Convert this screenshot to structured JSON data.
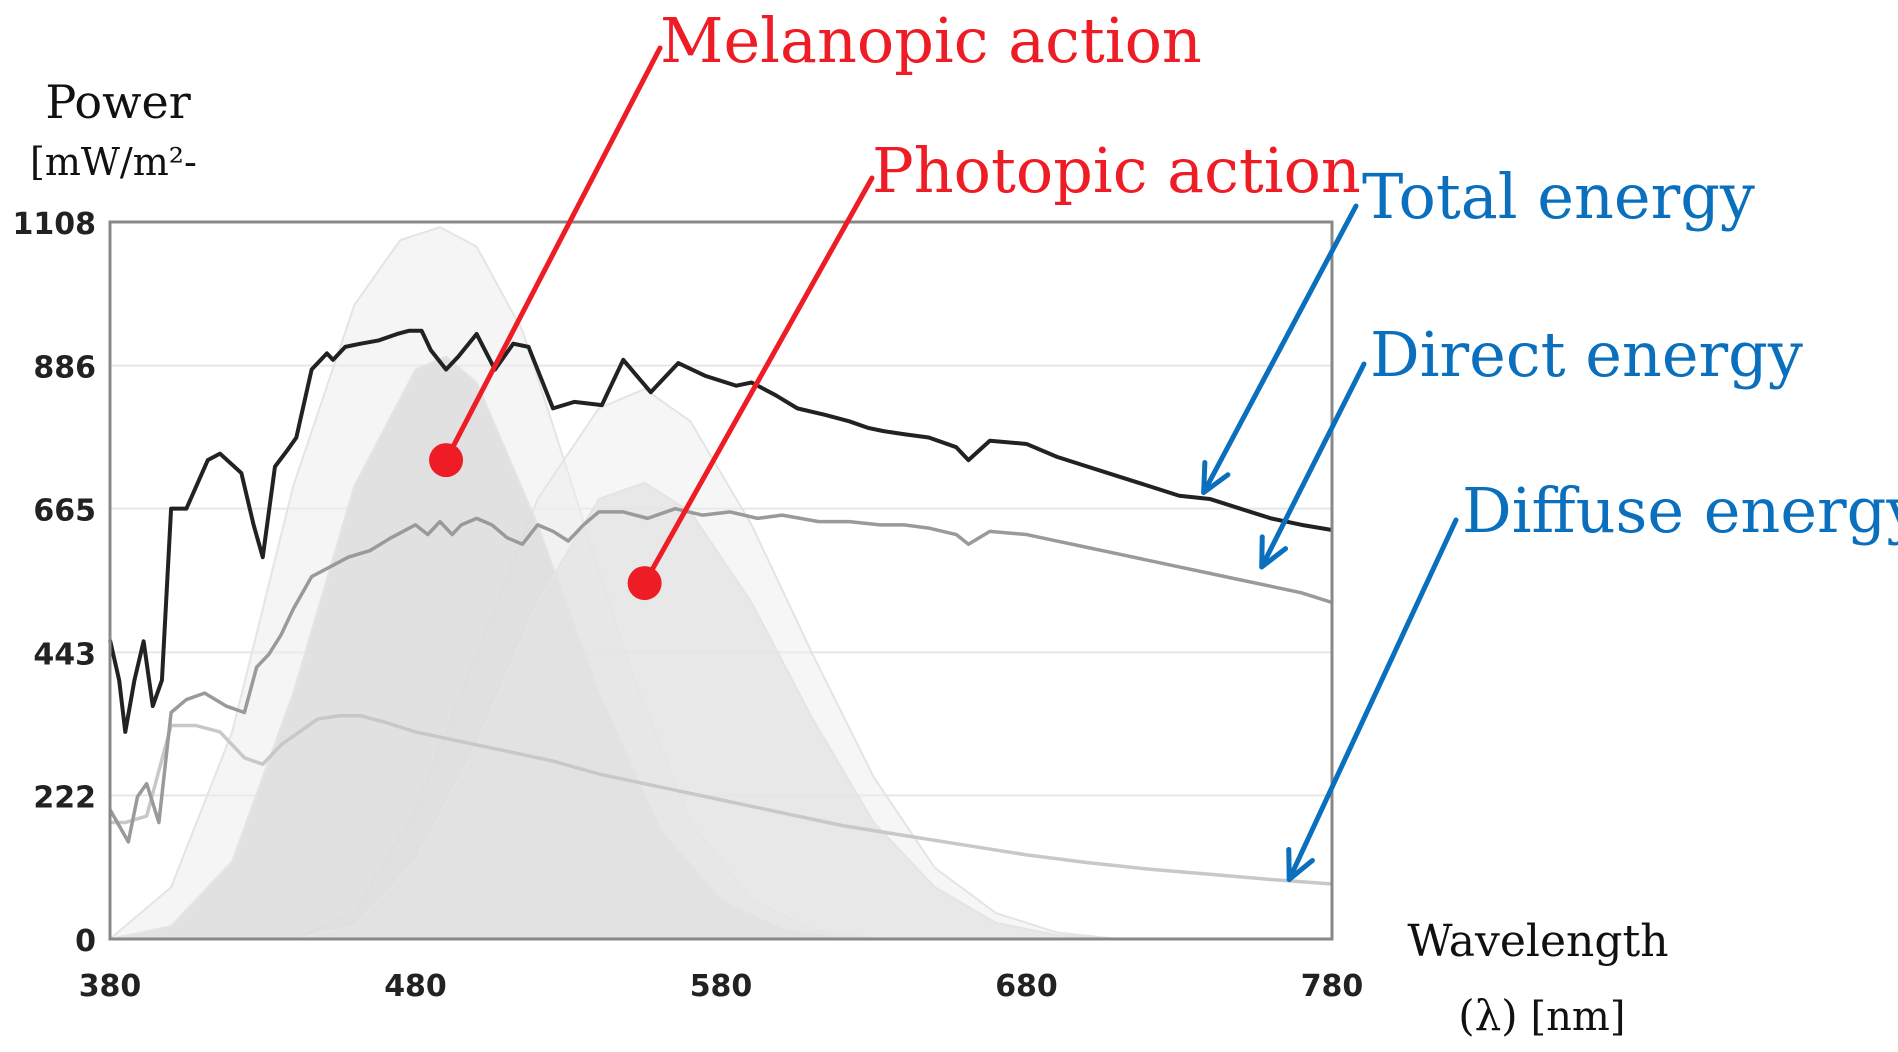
{
  "chart_data": {
    "type": "area",
    "y_title": "Power",
    "y_unit": "[mW/m²-",
    "x_title": "Wavelength",
    "x_unit_symbol": "(λ)",
    "x_unit": "[nm]",
    "xlim": [
      380,
      780
    ],
    "ylim": [
      0,
      1108
    ],
    "x_ticks": [
      380,
      480,
      580,
      680,
      780
    ],
    "y_ticks": [
      0,
      222,
      443,
      665,
      886,
      1108
    ],
    "grid": true,
    "series": [
      {
        "name": "Total energy",
        "color": "#222222",
        "x": [
          380,
          383,
          385,
          388,
          391,
          394,
          397,
          400,
          405,
          412,
          416,
          423,
          427,
          430,
          434,
          438,
          441,
          446,
          451,
          453,
          457,
          462,
          468,
          474,
          478,
          482,
          485,
          490,
          494,
          500,
          506,
          512,
          517,
          525,
          532,
          541,
          548,
          557,
          566,
          575,
          585,
          590,
          598,
          605,
          614,
          622,
          628,
          633,
          640,
          648,
          657,
          661,
          668,
          680,
          690,
          700,
          710,
          720,
          730,
          740,
          750,
          760,
          770,
          780
        ],
        "values": [
          462,
          400,
          320,
          400,
          460,
          360,
          400,
          665,
          665,
          740,
          750,
          720,
          640,
          590,
          730,
          755,
          775,
          880,
          905,
          895,
          915,
          920,
          925,
          935,
          940,
          940,
          910,
          880,
          900,
          935,
          880,
          920,
          915,
          820,
          830,
          825,
          895,
          845,
          890,
          870,
          855,
          860,
          840,
          820,
          810,
          800,
          790,
          785,
          780,
          775,
          760,
          740,
          770,
          765,
          745,
          730,
          715,
          700,
          685,
          680,
          665,
          650,
          640,
          632
        ]
      },
      {
        "name": "Direct energy",
        "color": "#9a9a9a",
        "x": [
          380,
          383,
          386,
          389,
          392,
          396,
          400,
          405,
          411,
          418,
          424,
          428,
          432,
          436,
          440,
          446,
          452,
          458,
          465,
          472,
          480,
          484,
          488,
          492,
          495,
          500,
          505,
          510,
          515,
          520,
          525,
          530,
          535,
          540,
          548,
          556,
          565,
          574,
          583,
          592,
          600,
          612,
          622,
          632,
          640,
          648,
          657,
          661,
          668,
          680,
          690,
          700,
          710,
          720,
          730,
          740,
          750,
          760,
          770,
          780
        ],
        "values": [
          200,
          175,
          150,
          220,
          240,
          180,
          350,
          370,
          380,
          360,
          350,
          420,
          440,
          470,
          510,
          560,
          575,
          590,
          600,
          620,
          640,
          625,
          645,
          625,
          640,
          650,
          640,
          620,
          610,
          640,
          630,
          615,
          640,
          660,
          660,
          650,
          665,
          655,
          660,
          650,
          655,
          645,
          645,
          640,
          640,
          635,
          625,
          610,
          630,
          625,
          615,
          605,
          595,
          585,
          575,
          565,
          555,
          545,
          535,
          520
        ]
      },
      {
        "name": "Diffuse energy",
        "color": "#c8c8c8",
        "x": [
          380,
          385,
          392,
          400,
          408,
          416,
          424,
          430,
          436,
          442,
          448,
          455,
          462,
          470,
          480,
          495,
          510,
          525,
          540,
          560,
          580,
          600,
          620,
          640,
          660,
          680,
          700,
          720,
          740,
          760,
          780
        ],
        "values": [
          180,
          180,
          190,
          330,
          330,
          320,
          280,
          270,
          300,
          320,
          340,
          345,
          345,
          335,
          320,
          305,
          290,
          275,
          255,
          235,
          215,
          195,
          175,
          160,
          145,
          130,
          118,
          108,
          100,
          92,
          85
        ]
      },
      {
        "name": "Melanopic action",
        "color": "#dddddd",
        "peak": 490,
        "x": [
          380,
          400,
          420,
          440,
          460,
          480,
          490,
          500,
          520,
          540,
          560,
          580,
          600,
          620,
          640,
          660
        ],
        "values": [
          0,
          20,
          120,
          380,
          700,
          880,
          900,
          860,
          640,
          380,
          170,
          60,
          15,
          3,
          0,
          0
        ]
      },
      {
        "name": "Photopic action",
        "color": "#e3e3e3",
        "peak": 555,
        "x": [
          440,
          460,
          480,
          500,
          520,
          540,
          555,
          570,
          590,
          610,
          630,
          650,
          670,
          690,
          710,
          730
        ],
        "values": [
          0,
          20,
          120,
          300,
          520,
          680,
          705,
          660,
          520,
          340,
          180,
          80,
          25,
          6,
          0,
          0
        ]
      },
      {
        "name": "Melanopic action envelope",
        "color": "#ececec",
        "x": [
          380,
          400,
          420,
          440,
          460,
          475,
          488,
          500,
          515,
          530,
          550,
          570,
          590,
          610,
          630
        ],
        "values": [
          0,
          80,
          320,
          700,
          980,
          1080,
          1100,
          1070,
          940,
          720,
          420,
          180,
          60,
          15,
          0
        ]
      },
      {
        "name": "Photopic action envelope",
        "color": "#eeeeee",
        "x": [
          440,
          460,
          480,
          500,
          520,
          540,
          555,
          570,
          590,
          610,
          630,
          650,
          670,
          690,
          710,
          730
        ],
        "values": [
          0,
          40,
          200,
          440,
          680,
          820,
          850,
          800,
          640,
          440,
          250,
          110,
          40,
          10,
          0,
          0
        ]
      }
    ],
    "annotations": [
      {
        "text": "Melanopic action",
        "color": "#ee1c24",
        "target": [
          490,
          740
        ]
      },
      {
        "text": "Photopic action",
        "color": "#ee1c24",
        "target": [
          555,
          550
        ]
      },
      {
        "text": "Total energy",
        "color": "#0a6fbd",
        "target": [
          738,
          690
        ]
      },
      {
        "text": "Direct energy",
        "color": "#0a6fbd",
        "target": [
          757,
          575
        ]
      },
      {
        "text": "Diffuse energy",
        "color": "#0a6fbd",
        "target": [
          766,
          92
        ]
      }
    ]
  }
}
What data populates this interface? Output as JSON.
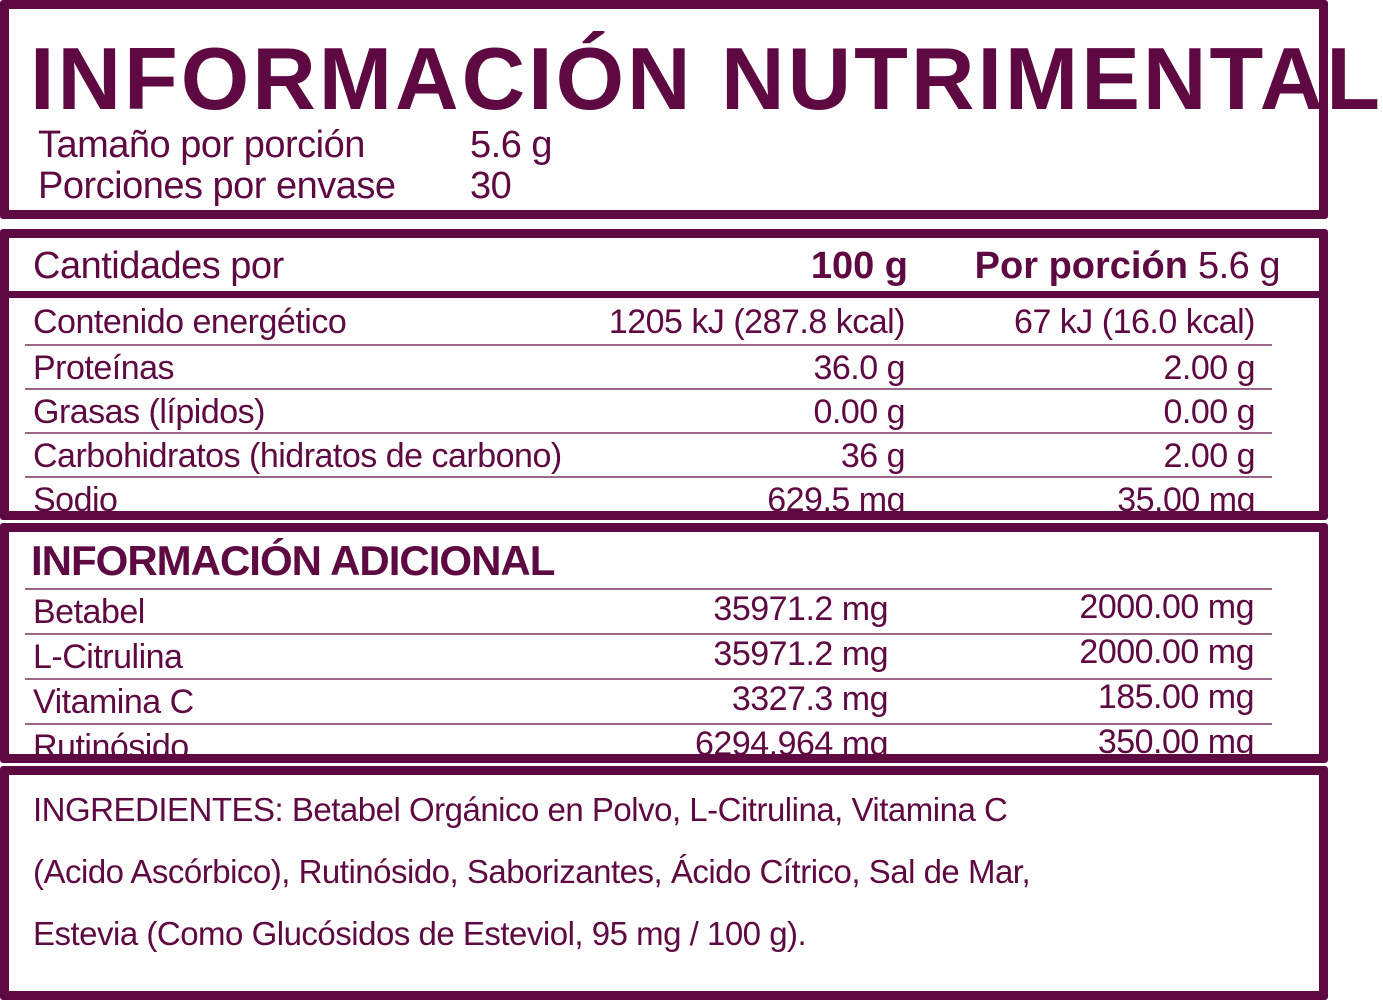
{
  "colors": {
    "maroon": "#5E0941",
    "background": "#FFFFFF"
  },
  "header": {
    "title": "INFORMACIÓN NUTRIMENTAL",
    "serving_rows": [
      {
        "label": "Tamaño por porción",
        "value": "5.6 g"
      },
      {
        "label": "Porciones por envase",
        "value": "30"
      }
    ]
  },
  "nutrition_table": {
    "header": {
      "label": "Cantidades por",
      "col_100g": "100 g",
      "col_portion_label": "Por porción",
      "col_portion_value": "5.6 g"
    },
    "rows": [
      {
        "label": "Contenido energético",
        "per_100g": "1205 kJ (287.8 kcal)",
        "per_portion": "67 kJ (16.0 kcal)"
      },
      {
        "label": "Proteínas",
        "per_100g": "36.0 g",
        "per_portion": "2.00 g"
      },
      {
        "label": "Grasas (lípidos)",
        "per_100g": "0.00 g",
        "per_portion": "0.00 g"
      },
      {
        "label": "Carbohidratos (hidratos de carbono)",
        "per_100g": "36 g",
        "per_portion": "2.00 g"
      },
      {
        "label": "Sodio",
        "per_100g": "629.5 mg",
        "per_portion": "35.00 mg"
      }
    ]
  },
  "additional_info": {
    "title": "INFORMACIÓN ADICIONAL",
    "rows": [
      {
        "label": "Betabel",
        "per_100g": "35971.2 mg",
        "per_portion": "2000.00 mg"
      },
      {
        "label": "L-Citrulina",
        "per_100g": "35971.2 mg",
        "per_portion": "2000.00 mg"
      },
      {
        "label": "Vitamina C",
        "per_100g": "3327.3 mg",
        "per_portion": "185.00 mg"
      },
      {
        "label": "Rutinósido",
        "per_100g": "6294.964 mg",
        "per_portion": "350.00 mg"
      }
    ]
  },
  "ingredients": {
    "lines": [
      "INGREDIENTES: Betabel Orgánico en Polvo, L-Citrulina, Vitamina C",
      "(Acido Ascórbico), Rutinósido, Saborizantes, Ácido Cítrico, Sal de Mar,",
      "Estevia (Como Glucósidos de Esteviol, 95 mg / 100 g)."
    ]
  }
}
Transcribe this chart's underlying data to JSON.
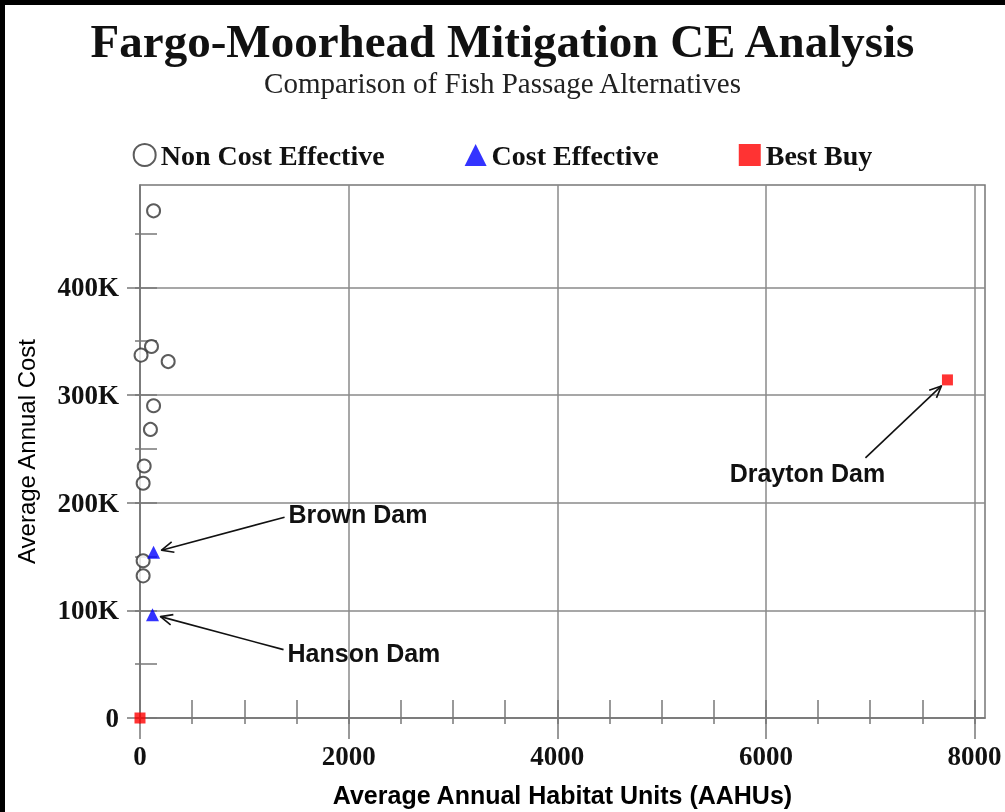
{
  "chart_data": {
    "type": "scatter",
    "title": "Fargo-Moorhead Mitigation CE Analysis",
    "subtitle": "Comparison of Fish Passage Alternatives",
    "xlabel": "Average Annual Habitat Units (AAHUs)",
    "ylabel": "Average Annual Cost",
    "series": [
      {
        "name": "Non Cost Effective",
        "color": "#333333",
        "marker": "circle",
        "x": [
          130,
          110,
          10,
          270,
          130,
          100,
          40,
          30,
          30,
          30
        ],
        "values": [
          471000,
          345000,
          337000,
          331000,
          290000,
          268000,
          234000,
          218000,
          146000,
          132000
        ]
      },
      {
        "name": "Cost Effective",
        "color": "#0000ff",
        "marker": "triangle",
        "x": [
          130,
          120
        ],
        "values": [
          154000,
          96000
        ]
      },
      {
        "name": "Best Buy",
        "color": "#ff0000",
        "marker": "square",
        "x": [
          0,
          7740
        ],
        "values": [
          0,
          314000
        ]
      }
    ],
    "xlim": [
      0,
      8100
    ],
    "ylim": [
      0,
      495000
    ],
    "xticks": [
      0,
      {
        "value": 500,
        "label": null
      },
      {
        "value": 1000,
        "label": null
      },
      {
        "value": 1500,
        "label": null
      },
      2000,
      {
        "value": 2500,
        "label": null
      },
      {
        "value": 3000,
        "label": null
      },
      {
        "value": 3500,
        "label": null
      },
      4000,
      {
        "value": 4500,
        "label": null
      },
      {
        "value": 5000,
        "label": null
      },
      {
        "value": 5500,
        "label": null
      },
      6000,
      {
        "value": 6500,
        "label": null
      },
      {
        "value": 7000,
        "label": null
      },
      {
        "value": 7500,
        "label": null
      },
      8000
    ],
    "yticks": [
      0,
      {
        "value": 50000,
        "label": null
      },
      {
        "value": 100000,
        "label": "100K"
      },
      {
        "value": 150000,
        "label": null
      },
      {
        "value": 200000,
        "label": "200K"
      },
      {
        "value": 250000,
        "label": null
      },
      {
        "value": 300000,
        "label": "300K"
      },
      {
        "value": 350000,
        "label": null
      },
      {
        "value": 400000,
        "label": "400K"
      },
      {
        "value": 450000,
        "label": null
      }
    ],
    "grid": true,
    "legend": "top",
    "annotations": [
      {
        "text": "Brown Dam",
        "x": 130,
        "y": 154000
      },
      {
        "text": "Hanson Dam",
        "x": 120,
        "y": 96000
      },
      {
        "text": "Drayton Dam",
        "x": 7740,
        "y": 314000
      }
    ]
  }
}
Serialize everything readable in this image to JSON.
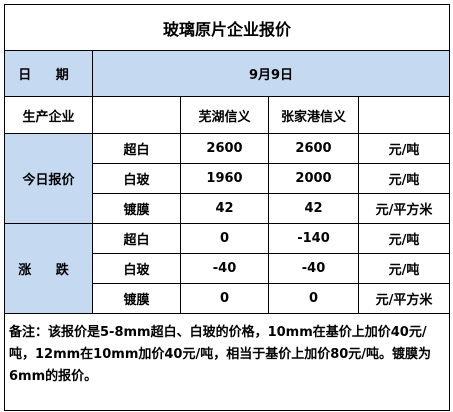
{
  "title": "玻璃原片企业报价",
  "header": {
    "date_label": "日 期",
    "date": "9月9日"
  },
  "companies": {
    "label": "生产企业",
    "names": [
      "芜湖信义",
      "张家港信义"
    ]
  },
  "sections": [
    {
      "label": "今日报价",
      "rows": [
        {
          "item": "超白",
          "values": [
            2600,
            2600
          ],
          "unit": "元/吨"
        },
        {
          "item": "白玻",
          "values": [
            1960,
            2000
          ],
          "unit": "元/吨"
        },
        {
          "item": "镀膜",
          "values": [
            42,
            42
          ],
          "unit": "元/平方米"
        }
      ]
    },
    {
      "label": "涨 跌",
      "rows": [
        {
          "item": "超白",
          "values": [
            0,
            -140
          ],
          "unit": "元/吨"
        },
        {
          "item": "白玻",
          "values": [
            -40,
            -40
          ],
          "unit": "元/吨"
        },
        {
          "item": "镀膜",
          "values": [
            0,
            0
          ],
          "unit": "元/平方米"
        }
      ]
    }
  ],
  "note": "备注：该报价是5-8mm超白、白玻的价格，10mm在基价上加价40元/吨，12mm在10mm加价40元/吨，相当于基价上加价80元/吨。镀膜为6mm的报价。"
}
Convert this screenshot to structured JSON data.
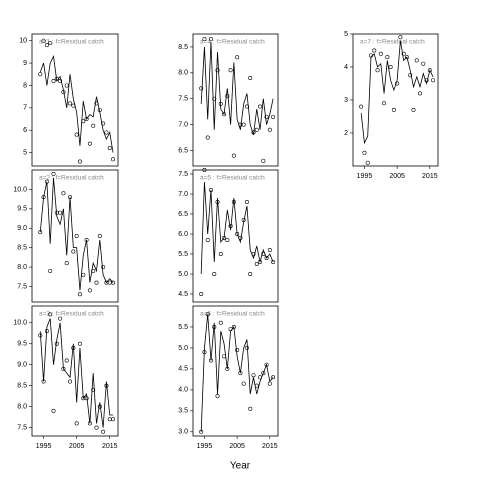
########
> _Task prompt_: Gather and copy every line of the data in which the string "Photopic" is found.

> _Completed exercise_:
        "name": "Photopic action",
        "name": "Photopic action envelope",
        "text": "Photopic action",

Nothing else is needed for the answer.